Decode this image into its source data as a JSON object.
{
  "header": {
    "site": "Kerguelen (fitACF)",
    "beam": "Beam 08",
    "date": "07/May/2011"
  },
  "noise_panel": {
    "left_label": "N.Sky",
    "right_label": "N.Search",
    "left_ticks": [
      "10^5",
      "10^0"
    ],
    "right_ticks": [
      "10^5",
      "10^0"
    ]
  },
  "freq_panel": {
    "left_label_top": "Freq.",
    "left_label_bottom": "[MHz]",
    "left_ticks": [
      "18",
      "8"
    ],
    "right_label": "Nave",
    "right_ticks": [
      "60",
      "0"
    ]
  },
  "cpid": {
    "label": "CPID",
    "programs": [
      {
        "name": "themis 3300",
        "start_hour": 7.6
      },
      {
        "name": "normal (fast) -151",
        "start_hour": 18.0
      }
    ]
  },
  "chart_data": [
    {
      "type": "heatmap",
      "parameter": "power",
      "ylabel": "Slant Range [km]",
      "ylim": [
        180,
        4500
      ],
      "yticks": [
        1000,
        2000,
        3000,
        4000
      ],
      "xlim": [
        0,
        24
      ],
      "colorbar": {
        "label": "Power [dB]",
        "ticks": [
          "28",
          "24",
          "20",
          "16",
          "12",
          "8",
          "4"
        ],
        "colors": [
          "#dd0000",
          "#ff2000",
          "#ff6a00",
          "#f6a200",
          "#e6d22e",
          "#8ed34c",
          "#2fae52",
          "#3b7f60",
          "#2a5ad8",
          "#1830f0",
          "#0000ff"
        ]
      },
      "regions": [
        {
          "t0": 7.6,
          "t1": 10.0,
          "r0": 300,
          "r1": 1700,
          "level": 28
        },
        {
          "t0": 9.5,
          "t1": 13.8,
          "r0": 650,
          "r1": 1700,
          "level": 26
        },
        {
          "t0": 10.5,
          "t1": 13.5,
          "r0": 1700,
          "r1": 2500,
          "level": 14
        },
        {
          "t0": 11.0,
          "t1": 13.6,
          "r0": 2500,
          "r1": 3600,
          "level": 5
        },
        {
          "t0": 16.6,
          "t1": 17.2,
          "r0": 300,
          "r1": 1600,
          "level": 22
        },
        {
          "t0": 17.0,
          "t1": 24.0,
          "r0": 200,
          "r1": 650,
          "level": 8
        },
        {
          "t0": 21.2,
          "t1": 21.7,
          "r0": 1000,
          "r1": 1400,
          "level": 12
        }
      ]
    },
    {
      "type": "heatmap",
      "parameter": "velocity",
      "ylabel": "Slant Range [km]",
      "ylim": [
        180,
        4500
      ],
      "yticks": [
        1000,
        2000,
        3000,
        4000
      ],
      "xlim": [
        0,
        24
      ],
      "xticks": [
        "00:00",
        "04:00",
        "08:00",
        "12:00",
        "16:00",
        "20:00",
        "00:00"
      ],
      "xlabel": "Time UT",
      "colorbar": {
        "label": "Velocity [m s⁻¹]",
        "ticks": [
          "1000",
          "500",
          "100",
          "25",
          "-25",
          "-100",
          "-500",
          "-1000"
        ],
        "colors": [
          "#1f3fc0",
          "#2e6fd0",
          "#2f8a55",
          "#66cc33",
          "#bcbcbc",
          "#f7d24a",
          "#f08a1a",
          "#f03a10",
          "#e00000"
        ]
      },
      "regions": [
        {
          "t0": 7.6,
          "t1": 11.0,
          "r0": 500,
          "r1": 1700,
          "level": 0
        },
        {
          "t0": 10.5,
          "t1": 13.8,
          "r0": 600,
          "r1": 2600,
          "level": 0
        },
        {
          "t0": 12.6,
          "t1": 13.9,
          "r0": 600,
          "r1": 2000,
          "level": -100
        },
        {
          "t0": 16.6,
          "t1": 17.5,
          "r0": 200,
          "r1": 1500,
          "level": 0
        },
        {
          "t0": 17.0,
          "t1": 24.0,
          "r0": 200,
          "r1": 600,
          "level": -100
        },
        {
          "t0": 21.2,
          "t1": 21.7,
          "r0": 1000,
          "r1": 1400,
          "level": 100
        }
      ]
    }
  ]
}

====================

Please set down all the data word for word.

Decode this image into its source data as a JSON object.
{
  "header": {
    "site": "Kerguelen (fitACF)",
    "beam": "Beam 08",
    "date": "07/May/2011"
  },
  "noise_panel": {
    "left_label": "N.Sky",
    "right_label": "N.Search",
    "left_ticks": [
      "10^5",
      "10^0"
    ],
    "right_ticks": [
      "10^5",
      "10^0"
    ]
  },
  "freq_panel": {
    "left_label_top": "Freq.",
    "left_label_bottom": "[MHz]",
    "left_ticks": [
      "18",
      "8"
    ],
    "right_label": "Nave",
    "right_ticks": [
      "60",
      "0"
    ]
  },
  "cpid": {
    "label": "CPID",
    "programs": [
      {
        "name": "themis 3300",
        "start_hour": 7.6
      },
      {
        "name": "normal (fast) -151",
        "start_hour": 18.0
      }
    ]
  },
  "chart_data": [
    {
      "type": "heatmap",
      "parameter": "power",
      "ylabel": "Slant Range [km]",
      "ylim": [
        180,
        4500
      ],
      "yticks": [
        1000,
        2000,
        3000,
        4000
      ],
      "xlim": [
        0,
        24
      ],
      "colorbar": {
        "label": "Power [dB]",
        "ticks": [
          "28",
          "24",
          "20",
          "16",
          "12",
          "8",
          "4"
        ],
        "colors": [
          "#dd0000",
          "#ff2000",
          "#ff6a00",
          "#f6a200",
          "#e6d22e",
          "#8ed34c",
          "#2fae52",
          "#3b7f60",
          "#2a5ad8",
          "#1830f0",
          "#0000ff"
        ]
      },
      "regions": [
        {
          "t0": 7.6,
          "t1": 10.0,
          "r0": 300,
          "r1": 1700,
          "level": 28
        },
        {
          "t0": 9.5,
          "t1": 13.8,
          "r0": 650,
          "r1": 1700,
          "level": 26
        },
        {
          "t0": 10.5,
          "t1": 13.5,
          "r0": 1700,
          "r1": 2500,
          "level": 14
        },
        {
          "t0": 11.0,
          "t1": 13.6,
          "r0": 2500,
          "r1": 3600,
          "level": 5
        },
        {
          "t0": 16.6,
          "t1": 17.2,
          "r0": 300,
          "r1": 1600,
          "level": 22
        },
        {
          "t0": 17.0,
          "t1": 24.0,
          "r0": 200,
          "r1": 650,
          "level": 8
        },
        {
          "t0": 21.2,
          "t1": 21.7,
          "r0": 1000,
          "r1": 1400,
          "level": 12
        }
      ]
    },
    {
      "type": "heatmap",
      "parameter": "velocity",
      "ylabel": "Slant Range [km]",
      "ylim": [
        180,
        4500
      ],
      "yticks": [
        1000,
        2000,
        3000,
        4000
      ],
      "xlim": [
        0,
        24
      ],
      "xticks": [
        "00:00",
        "04:00",
        "08:00",
        "12:00",
        "16:00",
        "20:00",
        "00:00"
      ],
      "xlabel": "Time UT",
      "colorbar": {
        "label": "Velocity [m s⁻¹]",
        "ticks": [
          "1000",
          "500",
          "100",
          "25",
          "-25",
          "-100",
          "-500",
          "-1000"
        ],
        "colors": [
          "#1f3fc0",
          "#2e6fd0",
          "#2f8a55",
          "#66cc33",
          "#bcbcbc",
          "#f7d24a",
          "#f08a1a",
          "#f03a10",
          "#e00000"
        ]
      },
      "regions": [
        {
          "t0": 7.6,
          "t1": 11.0,
          "r0": 500,
          "r1": 1700,
          "level": 0
        },
        {
          "t0": 10.5,
          "t1": 13.8,
          "r0": 600,
          "r1": 2600,
          "level": 0
        },
        {
          "t0": 12.6,
          "t1": 13.9,
          "r0": 600,
          "r1": 2000,
          "level": -100
        },
        {
          "t0": 16.6,
          "t1": 17.5,
          "r0": 200,
          "r1": 1500,
          "level": 0
        },
        {
          "t0": 17.0,
          "t1": 24.0,
          "r0": 200,
          "r1": 600,
          "level": -100
        },
        {
          "t0": 21.2,
          "t1": 21.7,
          "r0": 1000,
          "r1": 1400,
          "level": 100
        }
      ]
    }
  ]
}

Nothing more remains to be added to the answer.